**PROVIDED INFORMATION**.
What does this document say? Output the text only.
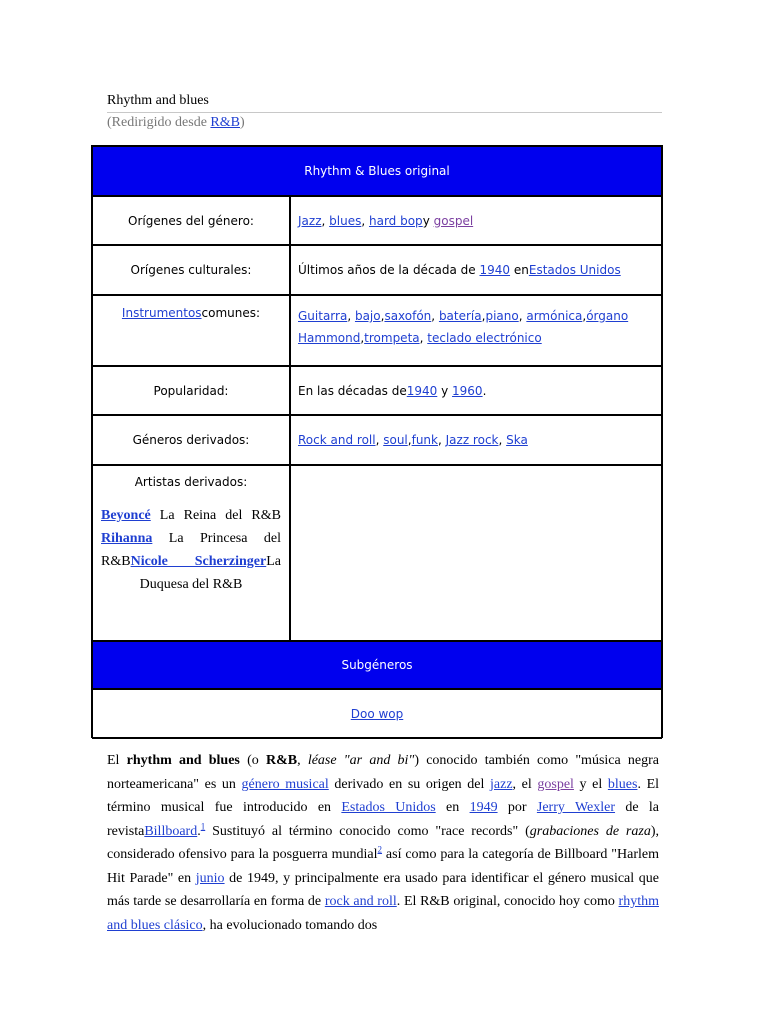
Rhythm and blues
(Redirigido desde R&B)
Rhythm & Blues original
Orígenes del género:	Jazz, blues, hard bopy gospel
Orígenes culturales:	Últimos años de la década de 1940 enEstados Unidos
Instrumentoscomunes:	Guitarra, bajo,saxofón, batería,piano, armónica,órgano Hammond,trompeta, teclado electrónico
Popularidad:	En las décadas de1940 y 1960.
Géneros derivados:	Rock and roll, soul,funk, Jazz rock, Ska
Artistas derivados:
Beyoncé La Reina del R&B Rihanna La Princesa del R&BNicole ScherzingerLa Duquesa del R&B
Subgéneros
Doo wop
El rhythm and blues (o R&B, léase "ar and bi") conocido también como "música negra norteamericana" es un género musical derivado en su origen del jazz, el gospel y el blues. El término musical fue introducido en Estados Unidos en 1949 por Jerry Wexler de la revistaBillboard.$^1$ Sustituyó al término conocido como "race records" (grabaciones de raza), considerado ofensivo para la posguerra mundial$^2$ así como para la categoría de Billboard "Harlem Hit Parade" en junio de 1949, y principalmente era usado para identificar el género musical que más tarde se desarrollaría en forma de rock and roll. El R&B original, conocido hoy como rhythm and blues clásico, ha evolucionado tomando dos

**TO DO**. Pictures stay out; repeat all the rest of the records exactly.

**RESPONSE**.
What does this document say? Output the text only.
Rhythm and blues
(Redirigido desde R&B)
Rhythm & Blues original
Orígenes del género:	Jazz, blues, hard bopy gospel
Orígenes culturales:	Últimos años de la década de 1940 enEstados Unidos
Instrumentoscomunes:	Guitarra, bajo,saxofón, batería,piano, armónica,órgano Hammond,trompeta, teclado electrónico
Popularidad:	En las décadas de1940 y 1960.
Géneros derivados:	Rock and roll, soul,funk, Jazz rock, Ska
Artistas derivados:
Beyoncé La Reina del R&B Rihanna La Princesa del R&BNicole ScherzingerLa Duquesa del R&B
Subgéneros
Doo wop
El rhythm and blues (o R&B, léase "ar and bi") conocido también como "música negra norteamericana" es un género musical derivado en su origen del jazz, el gospel y el blues. El término musical fue introducido en Estados Unidos en 1949 por Jerry Wexler de la revistaBillboard.$^1$ Sustituyó al término conocido como "race records" (grabaciones de raza), considerado ofensivo para la posguerra mundial$^2$ así como para la categoría de Billboard "Harlem Hit Parade" en junio de 1949, y principalmente era usado para identificar el género musical que más tarde se desarrollaría en forma de rock and roll. El R&B original, conocido hoy como rhythm and blues clásico, ha evolucionado tomando dos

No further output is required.